Count the rows below that contain the string "model". Give only the number.

(Dataset records)
#####

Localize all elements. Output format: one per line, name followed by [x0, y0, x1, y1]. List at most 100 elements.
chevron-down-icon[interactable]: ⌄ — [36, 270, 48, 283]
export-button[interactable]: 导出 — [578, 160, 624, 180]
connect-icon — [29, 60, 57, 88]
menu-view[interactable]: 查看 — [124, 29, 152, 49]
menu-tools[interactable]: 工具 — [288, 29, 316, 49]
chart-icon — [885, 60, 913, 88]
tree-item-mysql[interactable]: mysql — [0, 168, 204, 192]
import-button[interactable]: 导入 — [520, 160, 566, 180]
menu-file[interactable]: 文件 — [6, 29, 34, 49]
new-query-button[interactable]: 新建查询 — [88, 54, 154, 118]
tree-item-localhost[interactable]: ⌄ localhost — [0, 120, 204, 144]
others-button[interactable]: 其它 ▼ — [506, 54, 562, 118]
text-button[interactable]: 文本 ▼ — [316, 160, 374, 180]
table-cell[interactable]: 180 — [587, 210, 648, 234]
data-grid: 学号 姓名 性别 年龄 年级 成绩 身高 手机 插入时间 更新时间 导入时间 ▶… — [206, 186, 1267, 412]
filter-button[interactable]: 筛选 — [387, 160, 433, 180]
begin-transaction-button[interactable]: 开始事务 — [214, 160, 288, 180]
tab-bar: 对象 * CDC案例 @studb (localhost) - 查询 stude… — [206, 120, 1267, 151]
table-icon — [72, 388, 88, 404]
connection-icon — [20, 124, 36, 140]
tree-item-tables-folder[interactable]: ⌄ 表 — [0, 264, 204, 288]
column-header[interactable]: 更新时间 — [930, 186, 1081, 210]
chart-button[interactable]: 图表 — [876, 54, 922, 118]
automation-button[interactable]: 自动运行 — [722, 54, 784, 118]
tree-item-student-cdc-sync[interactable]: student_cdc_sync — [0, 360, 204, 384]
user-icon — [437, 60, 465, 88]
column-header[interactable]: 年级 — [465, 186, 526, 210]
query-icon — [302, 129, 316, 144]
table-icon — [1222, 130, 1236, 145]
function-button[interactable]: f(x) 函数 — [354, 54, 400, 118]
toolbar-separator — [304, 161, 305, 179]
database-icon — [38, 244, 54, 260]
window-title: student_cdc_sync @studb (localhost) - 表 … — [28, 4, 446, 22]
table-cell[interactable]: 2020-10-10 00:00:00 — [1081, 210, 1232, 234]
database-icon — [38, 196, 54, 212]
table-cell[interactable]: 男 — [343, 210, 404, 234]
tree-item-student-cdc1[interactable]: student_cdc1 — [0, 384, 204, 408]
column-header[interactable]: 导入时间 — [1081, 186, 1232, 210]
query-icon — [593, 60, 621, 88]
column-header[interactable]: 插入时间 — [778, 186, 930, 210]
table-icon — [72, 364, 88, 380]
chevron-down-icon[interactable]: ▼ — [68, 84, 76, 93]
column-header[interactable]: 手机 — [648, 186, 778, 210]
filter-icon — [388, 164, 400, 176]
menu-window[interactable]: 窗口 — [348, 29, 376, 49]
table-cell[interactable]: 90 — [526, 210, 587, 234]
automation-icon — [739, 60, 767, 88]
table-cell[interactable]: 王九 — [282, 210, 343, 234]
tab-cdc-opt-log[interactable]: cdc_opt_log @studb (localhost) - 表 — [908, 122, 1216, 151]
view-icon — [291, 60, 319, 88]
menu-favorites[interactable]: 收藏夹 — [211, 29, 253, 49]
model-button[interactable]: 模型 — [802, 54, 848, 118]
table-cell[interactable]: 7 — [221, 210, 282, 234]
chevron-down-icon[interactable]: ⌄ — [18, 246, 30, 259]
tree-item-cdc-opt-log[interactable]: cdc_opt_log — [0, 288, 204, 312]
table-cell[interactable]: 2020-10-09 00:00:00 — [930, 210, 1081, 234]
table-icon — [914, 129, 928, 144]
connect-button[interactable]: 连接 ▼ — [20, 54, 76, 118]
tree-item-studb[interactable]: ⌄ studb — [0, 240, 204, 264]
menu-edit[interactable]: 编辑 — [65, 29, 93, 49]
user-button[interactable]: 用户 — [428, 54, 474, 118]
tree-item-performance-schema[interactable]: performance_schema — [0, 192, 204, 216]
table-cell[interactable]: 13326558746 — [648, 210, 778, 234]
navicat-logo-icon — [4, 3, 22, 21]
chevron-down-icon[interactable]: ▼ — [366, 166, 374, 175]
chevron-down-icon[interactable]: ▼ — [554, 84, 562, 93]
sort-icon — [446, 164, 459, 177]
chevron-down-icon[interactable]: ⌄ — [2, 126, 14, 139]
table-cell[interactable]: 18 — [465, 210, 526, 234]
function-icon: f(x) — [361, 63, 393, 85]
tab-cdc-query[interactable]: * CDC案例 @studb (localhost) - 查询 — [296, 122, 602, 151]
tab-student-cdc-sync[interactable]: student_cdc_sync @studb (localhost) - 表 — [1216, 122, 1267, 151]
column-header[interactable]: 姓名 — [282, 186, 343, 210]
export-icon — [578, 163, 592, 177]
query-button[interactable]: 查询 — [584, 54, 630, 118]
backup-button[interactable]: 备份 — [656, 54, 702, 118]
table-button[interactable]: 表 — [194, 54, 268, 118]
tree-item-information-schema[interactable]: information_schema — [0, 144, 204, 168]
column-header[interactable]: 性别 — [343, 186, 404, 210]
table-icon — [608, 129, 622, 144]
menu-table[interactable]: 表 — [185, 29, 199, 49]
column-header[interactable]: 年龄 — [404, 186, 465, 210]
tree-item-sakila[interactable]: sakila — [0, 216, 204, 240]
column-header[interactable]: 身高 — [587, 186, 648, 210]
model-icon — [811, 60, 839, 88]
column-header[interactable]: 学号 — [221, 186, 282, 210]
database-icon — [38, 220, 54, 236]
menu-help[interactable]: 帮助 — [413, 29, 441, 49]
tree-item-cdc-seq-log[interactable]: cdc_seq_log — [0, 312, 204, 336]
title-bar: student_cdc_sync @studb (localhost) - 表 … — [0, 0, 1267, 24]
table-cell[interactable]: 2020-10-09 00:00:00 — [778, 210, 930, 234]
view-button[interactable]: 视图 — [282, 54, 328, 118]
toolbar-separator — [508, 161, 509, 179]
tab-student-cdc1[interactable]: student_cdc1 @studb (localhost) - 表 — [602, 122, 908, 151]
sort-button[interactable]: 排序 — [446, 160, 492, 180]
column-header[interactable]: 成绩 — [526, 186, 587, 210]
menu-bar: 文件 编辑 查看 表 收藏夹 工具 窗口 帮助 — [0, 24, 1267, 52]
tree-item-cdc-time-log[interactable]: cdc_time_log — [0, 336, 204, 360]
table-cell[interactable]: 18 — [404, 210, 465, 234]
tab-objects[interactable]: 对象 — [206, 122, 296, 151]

#####

[Written answer] 2